** Start of Material for this task **
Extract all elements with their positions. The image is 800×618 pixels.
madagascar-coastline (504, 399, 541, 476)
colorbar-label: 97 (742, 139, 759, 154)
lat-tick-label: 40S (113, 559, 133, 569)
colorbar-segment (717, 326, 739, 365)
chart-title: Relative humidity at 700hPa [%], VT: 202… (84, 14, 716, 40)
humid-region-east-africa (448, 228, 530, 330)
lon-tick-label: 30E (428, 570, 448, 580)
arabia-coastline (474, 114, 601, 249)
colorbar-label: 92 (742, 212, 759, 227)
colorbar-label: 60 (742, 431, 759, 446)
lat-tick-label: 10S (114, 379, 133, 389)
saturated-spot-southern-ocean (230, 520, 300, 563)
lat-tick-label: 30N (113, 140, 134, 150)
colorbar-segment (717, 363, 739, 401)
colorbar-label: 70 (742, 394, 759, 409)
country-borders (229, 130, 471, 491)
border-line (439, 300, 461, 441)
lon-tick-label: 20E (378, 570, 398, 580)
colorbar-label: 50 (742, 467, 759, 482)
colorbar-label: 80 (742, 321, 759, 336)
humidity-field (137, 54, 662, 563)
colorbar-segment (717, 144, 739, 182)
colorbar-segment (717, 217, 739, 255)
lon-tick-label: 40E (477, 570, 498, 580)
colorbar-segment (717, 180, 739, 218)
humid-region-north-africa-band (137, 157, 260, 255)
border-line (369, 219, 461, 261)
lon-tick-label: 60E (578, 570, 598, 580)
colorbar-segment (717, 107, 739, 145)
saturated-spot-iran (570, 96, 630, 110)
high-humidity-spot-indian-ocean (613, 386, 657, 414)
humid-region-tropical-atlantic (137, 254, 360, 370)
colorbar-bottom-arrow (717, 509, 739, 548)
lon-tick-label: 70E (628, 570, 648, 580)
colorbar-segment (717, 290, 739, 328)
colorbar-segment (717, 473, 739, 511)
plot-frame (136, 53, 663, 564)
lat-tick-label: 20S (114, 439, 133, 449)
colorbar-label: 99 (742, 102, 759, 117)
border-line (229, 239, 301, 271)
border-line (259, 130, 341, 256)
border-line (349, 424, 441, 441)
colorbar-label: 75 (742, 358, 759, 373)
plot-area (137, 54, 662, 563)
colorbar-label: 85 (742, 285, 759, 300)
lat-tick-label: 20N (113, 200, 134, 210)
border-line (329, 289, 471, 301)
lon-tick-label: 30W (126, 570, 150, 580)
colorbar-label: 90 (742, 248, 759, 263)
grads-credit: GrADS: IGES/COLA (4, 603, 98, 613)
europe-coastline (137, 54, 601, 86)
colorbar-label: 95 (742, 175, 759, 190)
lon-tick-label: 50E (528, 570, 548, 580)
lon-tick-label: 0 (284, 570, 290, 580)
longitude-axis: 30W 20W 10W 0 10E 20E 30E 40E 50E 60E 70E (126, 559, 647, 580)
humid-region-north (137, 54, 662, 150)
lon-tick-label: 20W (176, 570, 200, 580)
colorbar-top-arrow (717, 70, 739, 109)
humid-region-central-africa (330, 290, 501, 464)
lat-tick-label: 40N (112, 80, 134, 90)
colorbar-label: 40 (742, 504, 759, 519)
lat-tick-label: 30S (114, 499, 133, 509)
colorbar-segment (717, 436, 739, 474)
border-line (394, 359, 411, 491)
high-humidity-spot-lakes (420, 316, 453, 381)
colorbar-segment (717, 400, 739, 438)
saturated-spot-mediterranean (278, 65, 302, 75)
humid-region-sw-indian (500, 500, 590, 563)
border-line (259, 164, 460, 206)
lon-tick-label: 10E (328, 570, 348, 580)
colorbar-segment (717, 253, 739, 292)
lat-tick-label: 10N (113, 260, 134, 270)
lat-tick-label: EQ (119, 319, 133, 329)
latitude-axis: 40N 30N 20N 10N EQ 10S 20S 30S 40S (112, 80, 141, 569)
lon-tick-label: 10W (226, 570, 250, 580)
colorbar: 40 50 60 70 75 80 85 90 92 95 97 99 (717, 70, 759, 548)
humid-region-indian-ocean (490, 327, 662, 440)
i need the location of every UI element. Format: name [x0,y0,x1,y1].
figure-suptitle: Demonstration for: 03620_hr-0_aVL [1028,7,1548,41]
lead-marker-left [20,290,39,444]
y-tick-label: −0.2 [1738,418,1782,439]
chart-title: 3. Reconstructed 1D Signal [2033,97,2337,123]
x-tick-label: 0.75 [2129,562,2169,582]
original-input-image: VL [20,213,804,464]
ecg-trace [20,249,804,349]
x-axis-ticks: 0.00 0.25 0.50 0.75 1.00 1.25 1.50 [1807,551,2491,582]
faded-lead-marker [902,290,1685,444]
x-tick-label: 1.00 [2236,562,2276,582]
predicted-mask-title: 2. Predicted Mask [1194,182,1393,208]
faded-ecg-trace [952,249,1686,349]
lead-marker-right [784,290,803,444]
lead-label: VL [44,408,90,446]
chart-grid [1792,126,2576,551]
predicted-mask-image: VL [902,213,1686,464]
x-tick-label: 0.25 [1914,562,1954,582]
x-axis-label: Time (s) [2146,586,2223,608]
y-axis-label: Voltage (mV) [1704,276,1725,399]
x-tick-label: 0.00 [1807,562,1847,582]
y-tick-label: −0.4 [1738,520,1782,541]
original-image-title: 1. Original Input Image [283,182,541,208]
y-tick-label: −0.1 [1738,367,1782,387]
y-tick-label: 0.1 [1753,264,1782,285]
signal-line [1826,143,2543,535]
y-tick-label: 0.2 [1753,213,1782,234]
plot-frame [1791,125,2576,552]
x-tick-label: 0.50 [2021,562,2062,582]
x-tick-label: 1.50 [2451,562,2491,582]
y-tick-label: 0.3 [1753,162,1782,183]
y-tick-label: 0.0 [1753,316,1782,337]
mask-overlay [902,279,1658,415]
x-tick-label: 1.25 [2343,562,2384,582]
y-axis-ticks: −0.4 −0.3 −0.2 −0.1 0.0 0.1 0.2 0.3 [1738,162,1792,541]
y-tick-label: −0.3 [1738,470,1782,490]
** End of Material for this task **
▸ **Instruction**
Transcribe every line of the records above verbatim, preserving each character, number, and bracket as it appears.

▸ **Result of the exercise**
Extract all elements with their positions. The image is 800×618 pixels.
madagascar-coastline (504, 399, 541, 476)
colorbar-label: 97 (742, 139, 759, 154)
lat-tick-label: 40S (113, 559, 133, 569)
colorbar-segment (717, 326, 739, 365)
chart-title: Relative humidity at 700hPa [%], VT: 202… (84, 14, 716, 40)
humid-region-east-africa (448, 228, 530, 330)
lon-tick-label: 30E (428, 570, 448, 580)
arabia-coastline (474, 114, 601, 249)
colorbar-label: 92 (742, 212, 759, 227)
colorbar-label: 60 (742, 431, 759, 446)
lat-tick-label: 10S (114, 379, 133, 389)
saturated-spot-southern-ocean (230, 520, 300, 563)
lat-tick-label: 30N (113, 140, 134, 150)
colorbar-segment (717, 363, 739, 401)
colorbar-label: 70 (742, 394, 759, 409)
country-borders (229, 130, 471, 491)
border-line (439, 300, 461, 441)
lon-tick-label: 20E (378, 570, 398, 580)
colorbar-label: 50 (742, 467, 759, 482)
colorbar-label: 80 (742, 321, 759, 336)
humidity-field (137, 54, 662, 563)
colorbar-segment (717, 144, 739, 182)
colorbar-segment (717, 217, 739, 255)
lon-tick-label: 40E (477, 570, 498, 580)
colorbar-segment (717, 180, 739, 218)
humid-region-north-africa-band (137, 157, 260, 255)
border-line (369, 219, 461, 261)
lon-tick-label: 60E (578, 570, 598, 580)
colorbar-segment (717, 107, 739, 145)
saturated-spot-iran (570, 96, 630, 110)
high-humidity-spot-indian-ocean (613, 386, 657, 414)
humid-region-tropical-atlantic (137, 254, 360, 370)
colorbar-bottom-arrow (717, 509, 739, 548)
lon-tick-label: 70E (628, 570, 648, 580)
colorbar-segment (717, 290, 739, 328)
colorbar-segment (717, 473, 739, 511)
plot-frame (136, 53, 663, 564)
lat-tick-label: 20S (114, 439, 133, 449)
colorbar-label: 99 (742, 102, 759, 117)
border-line (229, 239, 301, 271)
border-line (259, 130, 341, 256)
border-line (349, 424, 441, 441)
colorbar-label: 75 (742, 358, 759, 373)
plot-area (137, 54, 662, 563)
colorbar-label: 85 (742, 285, 759, 300)
lat-tick-label: 20N (113, 200, 134, 210)
border-line (329, 289, 471, 301)
lon-tick-label: 30W (126, 570, 150, 580)
colorbar-label: 90 (742, 248, 759, 263)
grads-credit: GrADS: IGES/COLA (4, 603, 98, 613)
europe-coastline (137, 54, 601, 86)
colorbar-label: 95 (742, 175, 759, 190)
lon-tick-label: 50E (528, 570, 548, 580)
lon-tick-label: 0 (284, 570, 290, 580)
longitude-axis: 30W 20W 10W 0 10E 20E 30E 40E 50E 60E 70E (126, 559, 647, 580)
humid-region-north (137, 54, 662, 150)
lon-tick-label: 20W (176, 570, 200, 580)
colorbar-top-arrow (717, 70, 739, 109)
humid-region-central-africa (330, 290, 501, 464)
lat-tick-label: 40N (112, 80, 134, 90)
colorbar-label: 40 (742, 504, 759, 519)
lat-tick-label: 30S (114, 499, 133, 509)
colorbar-segment (717, 436, 739, 474)
border-line (394, 359, 411, 491)
high-humidity-spot-lakes (420, 316, 453, 381)
colorbar-segment (717, 400, 739, 438)
saturated-spot-mediterranean (278, 65, 302, 75)
humid-region-sw-indian (500, 500, 590, 563)
border-line (259, 164, 460, 206)
lon-tick-label: 10E (328, 570, 348, 580)
colorbar-segment (717, 253, 739, 292)
lat-tick-label: 10N (113, 260, 134, 270)
lat-tick-label: EQ (119, 319, 133, 329)
latitude-axis: 40N 30N 20N 10N EQ 10S 20S 30S 40S (112, 80, 141, 569)
lon-tick-label: 10W (226, 570, 250, 580)
colorbar: 40 50 60 70 75 80 85 90 92 95 97 99 (717, 70, 759, 548)
humid-region-indian-ocean (490, 327, 662, 440)
i need the location of every UI element. Format: name [x0,y0,x1,y1].
figure-suptitle: Demonstration for: 03620_hr-0_aVL [1028,7,1548,41]
lead-marker-left [20,290,39,444]
y-tick-label: −0.2 [1738,418,1782,439]
chart-title: 3. Reconstructed 1D Signal [2033,97,2337,123]
x-tick-label: 0.75 [2129,562,2169,582]
original-input-image: VL [20,213,804,464]
ecg-trace [20,249,804,349]
x-axis-ticks: 0.00 0.25 0.50 0.75 1.00 1.25 1.50 [1807,551,2491,582]
faded-lead-marker [902,290,1685,444]
x-tick-label: 1.00 [2236,562,2276,582]
predicted-mask-title: 2. Predicted Mask [1194,182,1393,208]
faded-ecg-trace [952,249,1686,349]
lead-marker-right [784,290,803,444]
lead-label: VL [44,408,90,446]
chart-grid [1792,126,2576,551]
predicted-mask-image: VL [902,213,1686,464]
x-tick-label: 0.25 [1914,562,1954,582]
x-axis-label: Time (s) [2146,586,2223,608]
y-axis-label: Voltage (mV) [1704,276,1725,399]
x-tick-label: 0.00 [1807,562,1847,582]
y-tick-label: −0.4 [1738,520,1782,541]
original-image-title: 1. Original Input Image [283,182,541,208]
y-tick-label: −0.1 [1738,367,1782,387]
y-tick-label: 0.1 [1753,264,1782,285]
signal-line [1826,143,2543,535]
y-tick-label: 0.2 [1753,213,1782,234]
plot-frame [1791,125,2576,552]
x-tick-label: 0.50 [2021,562,2062,582]
x-tick-label: 1.50 [2451,562,2491,582]
y-tick-label: 0.3 [1753,162,1782,183]
y-tick-label: 0.0 [1753,316,1782,337]
mask-overlay [902,279,1658,415]
x-tick-label: 1.25 [2343,562,2384,582]
y-axis-ticks: −0.4 −0.3 −0.2 −0.1 0.0 0.1 0.2 0.3 [1738,162,1792,541]
y-tick-label: −0.3 [1738,470,1782,490]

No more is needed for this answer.